Exclude the pictures and reproduce the remaining data exactly as written.

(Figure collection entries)
:::

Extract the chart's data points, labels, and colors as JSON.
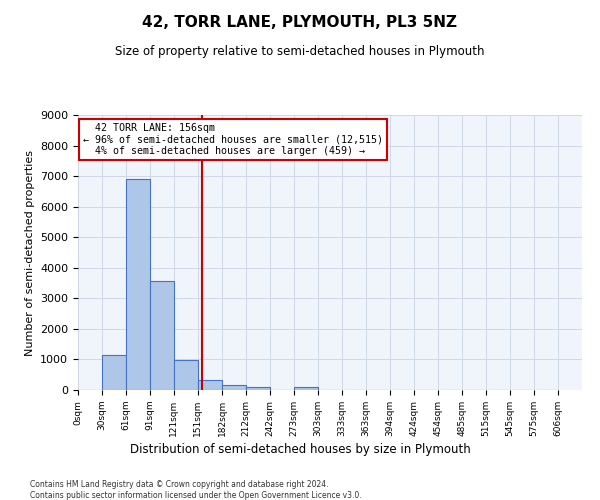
{
  "title": "42, TORR LANE, PLYMOUTH, PL3 5NZ",
  "subtitle": "Size of property relative to semi-detached houses in Plymouth",
  "xlabel": "Distribution of semi-detached houses by size in Plymouth",
  "ylabel": "Number of semi-detached properties",
  "property_size": 156,
  "property_label": "42 TORR LANE: 156sqm",
  "pct_smaller": 96,
  "n_smaller": 12515,
  "pct_larger": 4,
  "n_larger": 459,
  "bar_left_edges": [
    0,
    30,
    61,
    91,
    121,
    151,
    182,
    212,
    242,
    273,
    303,
    333,
    363,
    394,
    424,
    454,
    485,
    515,
    545,
    575
  ],
  "bar_widths": [
    30,
    31,
    30,
    30,
    30,
    31,
    30,
    30,
    31,
    30,
    30,
    30,
    31,
    30,
    30,
    31,
    30,
    30,
    30,
    31
  ],
  "bar_heights": [
    0,
    1150,
    6900,
    3560,
    980,
    330,
    160,
    110,
    0,
    85,
    0,
    0,
    0,
    0,
    0,
    0,
    0,
    0,
    0,
    0
  ],
  "bar_color": "#aec6e8",
  "bar_edge_color": "#4472c4",
  "vline_x": 156,
  "vline_color": "#cc0000",
  "annotation_box_color": "#cc0000",
  "ylim": [
    0,
    9000
  ],
  "yticks": [
    0,
    1000,
    2000,
    3000,
    4000,
    5000,
    6000,
    7000,
    8000,
    9000
  ],
  "xtick_labels": [
    "0sqm",
    "30sqm",
    "61sqm",
    "91sqm",
    "121sqm",
    "151sqm",
    "182sqm",
    "212sqm",
    "242sqm",
    "273sqm",
    "303sqm",
    "333sqm",
    "363sqm",
    "394sqm",
    "424sqm",
    "454sqm",
    "485sqm",
    "515sqm",
    "545sqm",
    "575sqm",
    "606sqm"
  ],
  "xtick_positions": [
    0,
    30,
    61,
    91,
    121,
    151,
    182,
    212,
    242,
    273,
    303,
    333,
    363,
    394,
    424,
    454,
    485,
    515,
    545,
    575,
    606
  ],
  "grid_color": "#d0d8e8",
  "background_color": "#f0f4fb",
  "footnote1": "Contains HM Land Registry data © Crown copyright and database right 2024.",
  "footnote2": "Contains public sector information licensed under the Open Government Licence v3.0."
}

:::

## Exercise solution
Extract the chart's data points, labels, and colors as JSON.
{
  "title": "42, TORR LANE, PLYMOUTH, PL3 5NZ",
  "subtitle": "Size of property relative to semi-detached houses in Plymouth",
  "xlabel": "Distribution of semi-detached houses by size in Plymouth",
  "ylabel": "Number of semi-detached properties",
  "property_size": 156,
  "property_label": "42 TORR LANE: 156sqm",
  "pct_smaller": 96,
  "n_smaller": 12515,
  "pct_larger": 4,
  "n_larger": 459,
  "bar_left_edges": [
    0,
    30,
    61,
    91,
    121,
    151,
    182,
    212,
    242,
    273,
    303,
    333,
    363,
    394,
    424,
    454,
    485,
    515,
    545,
    575
  ],
  "bar_widths": [
    30,
    31,
    30,
    30,
    30,
    31,
    30,
    30,
    31,
    30,
    30,
    30,
    31,
    30,
    30,
    31,
    30,
    30,
    30,
    31
  ],
  "bar_heights": [
    0,
    1150,
    6900,
    3560,
    980,
    330,
    160,
    110,
    0,
    85,
    0,
    0,
    0,
    0,
    0,
    0,
    0,
    0,
    0,
    0
  ],
  "bar_color": "#aec6e8",
  "bar_edge_color": "#4472c4",
  "vline_x": 156,
  "vline_color": "#cc0000",
  "annotation_box_color": "#cc0000",
  "ylim": [
    0,
    9000
  ],
  "yticks": [
    0,
    1000,
    2000,
    3000,
    4000,
    5000,
    6000,
    7000,
    8000,
    9000
  ],
  "xtick_labels": [
    "0sqm",
    "30sqm",
    "61sqm",
    "91sqm",
    "121sqm",
    "151sqm",
    "182sqm",
    "212sqm",
    "242sqm",
    "273sqm",
    "303sqm",
    "333sqm",
    "363sqm",
    "394sqm",
    "424sqm",
    "454sqm",
    "485sqm",
    "515sqm",
    "545sqm",
    "575sqm",
    "606sqm"
  ],
  "xtick_positions": [
    0,
    30,
    61,
    91,
    121,
    151,
    182,
    212,
    242,
    273,
    303,
    333,
    363,
    394,
    424,
    454,
    485,
    515,
    545,
    575,
    606
  ],
  "grid_color": "#d0d8e8",
  "background_color": "#f0f4fb",
  "footnote1": "Contains HM Land Registry data © Crown copyright and database right 2024.",
  "footnote2": "Contains public sector information licensed under the Open Government Licence v3.0."
}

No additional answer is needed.